_PROBLEMS_:
a: Transcribe the passage of the smart cities article starting at "Bristol embraced the" and ending at "smart city movement.".
b: Summarize the smart cities article in two sentences.
c: Decide whether each statement agrees with the smart cities article, answering yes or no and quoting the words that settle it: (i) Pittsburgh's government closely oversees the experimenting and rollout of its smart city projects. (ii) Cheong Koon Hean's TED talk is cited as saying there will be 88 active smart cities by 2025. (iii) Failing to embed a city-wide system of networked driverless taxis means failing to be a smart city.

_QUOTED TEXT_:
━━━━━━━━
Why government is a crucial catalyst for smart cities to succeed
A significant area of the Internet of Things where we will definitely see expansion next year is smart cities, with more and more countries across the world preparing for a tech-driven future. From Pittsburgh to Singapore, Helsinki to Hong Kong, cities are making smart additions to civilian life, looking to improve on our journeys to work, our life in the home and deepen our relationship with our urban environment.
Bristol embraced the IoT to succeed as a Smart City
You can’t overstate how instrumental to the success of a smart city government buy-in can be. But, it’s as important to recognise that there can be several different levels of involvement from government in smart city initiatives, ranging from carte blanche to experiment with open data sets to day-to-day oversight from city hall of all things IoT in your city. What is true is that your government remains a crucial catalyst for smart cities to not only progress but succeed. No doubt buoyed by successful examples of the last three years (Bristol, Tel Aviv, Amsterdam to name a few), authorities the world over are facilitating the spread of the smart city movement.
And, it doesn’t have to be all or nothing: smart city initiatives in 2017 and beyond are often defined and restricted by their city’s strengths and weaknesses. So, if you want to test the water with a smart lighting system only in the central travel zone of your city for example, then approach your council about this single use case. With the Internet of Things and smart cities especially, it pays to experiment; failure to embed a city-wide system of networked driverless taxis doesn’t mean failure to be a smart city. According to Cheong Koon Hean’s recent TED talk on the subject, by 2025 there will be 88 active smart cities around the world. Here’s a few current and future projects:
In Pittsburgh, the government is taking a hands-off approach to experimenting and rollout, allowing the prestigious Carnegie Mellon University to conduct and implement much of the data and tech research. An agreement between CMU and the Mayor of Pittsburgh, William Peduto, has led to a rate of productivity that could only be achieved by a shared goal and a mutual respect for forward-thinking. Smart traffic lights and autonomous vehicles are there already.
━━━━━━━━
_Layout element entries_:
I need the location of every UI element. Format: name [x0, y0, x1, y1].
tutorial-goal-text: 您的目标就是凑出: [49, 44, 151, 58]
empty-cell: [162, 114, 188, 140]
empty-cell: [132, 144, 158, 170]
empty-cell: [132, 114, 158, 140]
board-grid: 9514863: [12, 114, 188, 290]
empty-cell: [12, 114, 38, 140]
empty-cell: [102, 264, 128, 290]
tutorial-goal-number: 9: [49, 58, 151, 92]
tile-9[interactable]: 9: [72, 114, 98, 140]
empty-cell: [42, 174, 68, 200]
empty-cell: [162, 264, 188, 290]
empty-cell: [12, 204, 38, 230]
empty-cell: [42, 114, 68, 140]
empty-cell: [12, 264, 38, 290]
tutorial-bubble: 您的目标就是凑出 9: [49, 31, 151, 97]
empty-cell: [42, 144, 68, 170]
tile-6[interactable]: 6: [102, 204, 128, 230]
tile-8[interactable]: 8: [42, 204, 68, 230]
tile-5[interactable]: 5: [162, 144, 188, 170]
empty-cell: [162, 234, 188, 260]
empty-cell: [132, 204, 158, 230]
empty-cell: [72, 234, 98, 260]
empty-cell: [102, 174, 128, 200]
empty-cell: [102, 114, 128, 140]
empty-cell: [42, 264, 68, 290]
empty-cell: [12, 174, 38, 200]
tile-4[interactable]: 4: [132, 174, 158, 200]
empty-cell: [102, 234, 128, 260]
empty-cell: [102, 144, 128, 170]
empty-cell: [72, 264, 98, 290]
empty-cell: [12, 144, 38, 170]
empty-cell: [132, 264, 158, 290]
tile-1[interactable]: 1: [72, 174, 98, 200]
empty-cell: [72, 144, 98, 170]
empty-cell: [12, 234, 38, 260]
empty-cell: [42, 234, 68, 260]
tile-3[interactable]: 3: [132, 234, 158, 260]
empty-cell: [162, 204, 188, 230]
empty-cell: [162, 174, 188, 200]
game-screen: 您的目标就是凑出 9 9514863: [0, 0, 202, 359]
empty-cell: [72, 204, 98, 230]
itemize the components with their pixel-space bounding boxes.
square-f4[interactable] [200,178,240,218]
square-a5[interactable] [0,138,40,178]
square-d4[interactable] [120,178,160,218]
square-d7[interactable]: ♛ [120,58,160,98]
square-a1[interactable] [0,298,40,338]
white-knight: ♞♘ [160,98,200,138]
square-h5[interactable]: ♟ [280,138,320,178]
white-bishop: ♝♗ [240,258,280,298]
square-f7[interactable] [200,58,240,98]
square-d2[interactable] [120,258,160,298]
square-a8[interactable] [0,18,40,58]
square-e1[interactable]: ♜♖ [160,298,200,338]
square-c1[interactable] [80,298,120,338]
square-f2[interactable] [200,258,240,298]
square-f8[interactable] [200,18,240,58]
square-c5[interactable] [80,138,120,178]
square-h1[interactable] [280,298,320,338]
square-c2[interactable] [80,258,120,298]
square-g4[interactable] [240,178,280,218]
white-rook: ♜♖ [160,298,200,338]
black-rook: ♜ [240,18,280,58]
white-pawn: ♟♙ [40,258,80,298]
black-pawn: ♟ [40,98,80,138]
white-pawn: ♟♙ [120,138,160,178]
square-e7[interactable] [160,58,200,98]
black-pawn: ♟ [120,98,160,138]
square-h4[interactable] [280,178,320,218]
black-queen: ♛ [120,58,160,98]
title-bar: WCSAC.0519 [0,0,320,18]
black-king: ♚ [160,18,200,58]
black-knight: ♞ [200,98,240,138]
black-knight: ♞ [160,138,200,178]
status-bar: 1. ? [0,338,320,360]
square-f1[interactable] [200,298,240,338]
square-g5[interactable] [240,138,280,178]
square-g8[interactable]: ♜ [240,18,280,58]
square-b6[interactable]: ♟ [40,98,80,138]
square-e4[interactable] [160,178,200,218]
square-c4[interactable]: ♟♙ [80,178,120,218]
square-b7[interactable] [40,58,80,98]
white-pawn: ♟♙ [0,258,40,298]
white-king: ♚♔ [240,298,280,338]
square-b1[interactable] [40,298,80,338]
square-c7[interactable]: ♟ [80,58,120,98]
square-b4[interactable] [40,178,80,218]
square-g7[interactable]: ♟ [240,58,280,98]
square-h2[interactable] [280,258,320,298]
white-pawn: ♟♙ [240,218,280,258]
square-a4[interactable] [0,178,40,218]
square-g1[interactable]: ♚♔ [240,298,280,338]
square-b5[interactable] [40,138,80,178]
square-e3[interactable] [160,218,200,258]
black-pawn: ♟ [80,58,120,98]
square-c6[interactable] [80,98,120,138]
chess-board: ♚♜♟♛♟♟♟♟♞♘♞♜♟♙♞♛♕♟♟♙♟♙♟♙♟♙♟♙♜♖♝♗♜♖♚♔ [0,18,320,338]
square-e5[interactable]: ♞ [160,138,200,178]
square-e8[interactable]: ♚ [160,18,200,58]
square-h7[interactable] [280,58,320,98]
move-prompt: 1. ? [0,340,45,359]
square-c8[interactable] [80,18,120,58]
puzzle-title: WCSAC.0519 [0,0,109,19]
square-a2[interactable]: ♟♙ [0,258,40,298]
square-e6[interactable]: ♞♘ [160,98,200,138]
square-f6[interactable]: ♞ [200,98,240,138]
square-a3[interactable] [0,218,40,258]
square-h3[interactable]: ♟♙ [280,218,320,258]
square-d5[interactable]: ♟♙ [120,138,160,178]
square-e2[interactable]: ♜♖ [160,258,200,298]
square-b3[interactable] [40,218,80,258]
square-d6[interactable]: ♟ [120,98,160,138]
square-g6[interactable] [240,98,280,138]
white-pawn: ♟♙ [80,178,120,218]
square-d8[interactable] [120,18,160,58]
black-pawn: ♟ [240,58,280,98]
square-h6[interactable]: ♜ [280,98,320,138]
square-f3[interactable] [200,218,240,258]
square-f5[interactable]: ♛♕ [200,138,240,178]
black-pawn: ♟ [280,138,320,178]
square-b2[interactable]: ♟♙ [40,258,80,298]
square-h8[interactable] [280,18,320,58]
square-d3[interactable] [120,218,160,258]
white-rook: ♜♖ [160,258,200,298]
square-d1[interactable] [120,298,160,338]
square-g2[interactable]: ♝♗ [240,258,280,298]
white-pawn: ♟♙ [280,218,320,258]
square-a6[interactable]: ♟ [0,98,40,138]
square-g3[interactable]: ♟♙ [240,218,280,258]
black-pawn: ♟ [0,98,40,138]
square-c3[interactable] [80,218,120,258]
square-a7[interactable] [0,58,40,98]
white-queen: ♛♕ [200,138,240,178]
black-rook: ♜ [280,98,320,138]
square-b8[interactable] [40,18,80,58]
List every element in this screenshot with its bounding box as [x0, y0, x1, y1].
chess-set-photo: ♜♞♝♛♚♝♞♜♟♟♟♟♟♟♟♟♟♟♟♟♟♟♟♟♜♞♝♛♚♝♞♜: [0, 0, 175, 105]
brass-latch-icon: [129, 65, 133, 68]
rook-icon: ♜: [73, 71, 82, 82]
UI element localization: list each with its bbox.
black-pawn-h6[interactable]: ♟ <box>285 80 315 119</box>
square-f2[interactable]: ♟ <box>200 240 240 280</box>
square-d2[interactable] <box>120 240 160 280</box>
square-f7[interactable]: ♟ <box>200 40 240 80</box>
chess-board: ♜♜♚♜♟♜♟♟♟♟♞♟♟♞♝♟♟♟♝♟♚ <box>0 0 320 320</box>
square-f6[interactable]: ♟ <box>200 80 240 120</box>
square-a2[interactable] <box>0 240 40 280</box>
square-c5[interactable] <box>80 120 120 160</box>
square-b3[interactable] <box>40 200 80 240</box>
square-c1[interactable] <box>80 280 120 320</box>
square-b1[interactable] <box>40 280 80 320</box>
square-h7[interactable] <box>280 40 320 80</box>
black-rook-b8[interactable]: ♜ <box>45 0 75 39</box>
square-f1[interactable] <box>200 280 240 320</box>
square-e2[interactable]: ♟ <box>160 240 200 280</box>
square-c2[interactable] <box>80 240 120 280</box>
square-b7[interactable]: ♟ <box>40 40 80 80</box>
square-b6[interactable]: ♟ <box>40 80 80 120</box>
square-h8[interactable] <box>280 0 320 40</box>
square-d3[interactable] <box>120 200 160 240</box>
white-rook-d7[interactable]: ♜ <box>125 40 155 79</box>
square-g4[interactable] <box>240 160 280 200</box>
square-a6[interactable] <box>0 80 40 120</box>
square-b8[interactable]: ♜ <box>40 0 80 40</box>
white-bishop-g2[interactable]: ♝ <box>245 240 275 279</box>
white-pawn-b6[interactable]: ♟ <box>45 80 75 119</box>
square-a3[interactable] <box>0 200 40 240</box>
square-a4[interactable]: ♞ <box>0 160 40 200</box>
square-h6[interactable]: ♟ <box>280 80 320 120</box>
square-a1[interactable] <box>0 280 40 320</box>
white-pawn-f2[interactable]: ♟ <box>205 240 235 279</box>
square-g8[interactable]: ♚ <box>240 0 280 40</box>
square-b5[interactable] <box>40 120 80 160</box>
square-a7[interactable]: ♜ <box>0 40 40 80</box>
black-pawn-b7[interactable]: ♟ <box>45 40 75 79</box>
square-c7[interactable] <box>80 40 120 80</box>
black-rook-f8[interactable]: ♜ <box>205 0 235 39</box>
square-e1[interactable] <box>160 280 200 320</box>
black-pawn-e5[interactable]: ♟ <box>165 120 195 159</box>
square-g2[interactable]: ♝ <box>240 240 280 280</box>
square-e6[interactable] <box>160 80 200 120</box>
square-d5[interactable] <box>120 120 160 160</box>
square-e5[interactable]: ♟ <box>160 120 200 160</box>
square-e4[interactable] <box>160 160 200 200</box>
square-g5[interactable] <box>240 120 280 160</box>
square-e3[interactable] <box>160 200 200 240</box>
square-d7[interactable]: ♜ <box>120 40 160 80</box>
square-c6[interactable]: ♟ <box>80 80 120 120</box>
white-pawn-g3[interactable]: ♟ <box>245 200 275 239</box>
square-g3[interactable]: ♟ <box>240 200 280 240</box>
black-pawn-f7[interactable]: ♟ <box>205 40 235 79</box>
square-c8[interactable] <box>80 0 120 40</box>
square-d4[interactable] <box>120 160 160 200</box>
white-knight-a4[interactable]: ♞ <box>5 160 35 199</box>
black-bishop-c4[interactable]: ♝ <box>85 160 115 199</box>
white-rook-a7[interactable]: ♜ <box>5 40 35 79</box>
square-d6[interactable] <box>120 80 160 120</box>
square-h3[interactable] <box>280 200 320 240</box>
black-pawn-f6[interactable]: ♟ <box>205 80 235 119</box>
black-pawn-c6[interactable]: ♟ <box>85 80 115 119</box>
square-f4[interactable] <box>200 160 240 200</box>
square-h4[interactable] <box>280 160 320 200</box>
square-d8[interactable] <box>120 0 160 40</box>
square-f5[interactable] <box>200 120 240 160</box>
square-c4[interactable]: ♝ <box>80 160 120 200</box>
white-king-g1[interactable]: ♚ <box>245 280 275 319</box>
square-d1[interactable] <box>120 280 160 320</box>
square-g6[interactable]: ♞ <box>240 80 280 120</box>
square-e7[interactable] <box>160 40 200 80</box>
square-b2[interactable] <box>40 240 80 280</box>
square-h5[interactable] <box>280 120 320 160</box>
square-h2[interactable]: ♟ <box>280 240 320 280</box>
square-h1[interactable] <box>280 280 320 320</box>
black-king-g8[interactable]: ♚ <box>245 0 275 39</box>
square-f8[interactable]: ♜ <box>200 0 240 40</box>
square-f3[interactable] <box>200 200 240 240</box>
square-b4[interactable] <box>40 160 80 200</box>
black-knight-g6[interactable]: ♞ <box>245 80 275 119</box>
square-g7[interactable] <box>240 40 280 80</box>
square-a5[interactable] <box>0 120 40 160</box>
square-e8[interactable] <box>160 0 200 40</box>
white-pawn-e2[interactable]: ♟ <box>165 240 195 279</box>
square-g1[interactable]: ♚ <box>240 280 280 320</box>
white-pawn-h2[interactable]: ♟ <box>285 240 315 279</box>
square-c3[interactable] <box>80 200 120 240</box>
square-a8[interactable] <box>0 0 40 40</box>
━━━━━━━━
_SOLUTIONS IN ORDER_:
a:
Bristol embraced the IoT to succeed as a Smart City
You can’t overstate how instrumental to the success of a smart city government buy-in can be. But, it’s as important to recognise that there can be several different levels of involvement from government in smart city initiatives, ranging from carte blanche to experiment with open data sets to day-to-day oversight from city hall of all things IoT in your city. What is true is that your government remains a crucial catalyst for smart cities to not only progress but succeed. No doubt buoyed by successful examples of the last three years (Bristol, Tel Aviv, Amsterdam to name a few), authorities the world over are facilitating the spread of the smart city movement.

b: Smart cities are spreading across the world, and government buy-in is a crucial catalyst for their success, though its involvement can range from open data experimentation to day-to-day oversight. Initiatives need not be all or nothing, and in Pittsburgh the government has taken a hands-off approach that lets Carnegie Mellon University lead much of the research, with smart traffic lights and autonomous vehicles already in place.

c:
(i) No: "the government is taking a hands-off approach to experimenting and rollout"
(ii) Yes: "by 2025 there will be 88 active smart cities around the world"
(iii) No: "failure to embed a city-wide system of networked driverless taxis doesn’t mean failure to be a smart city"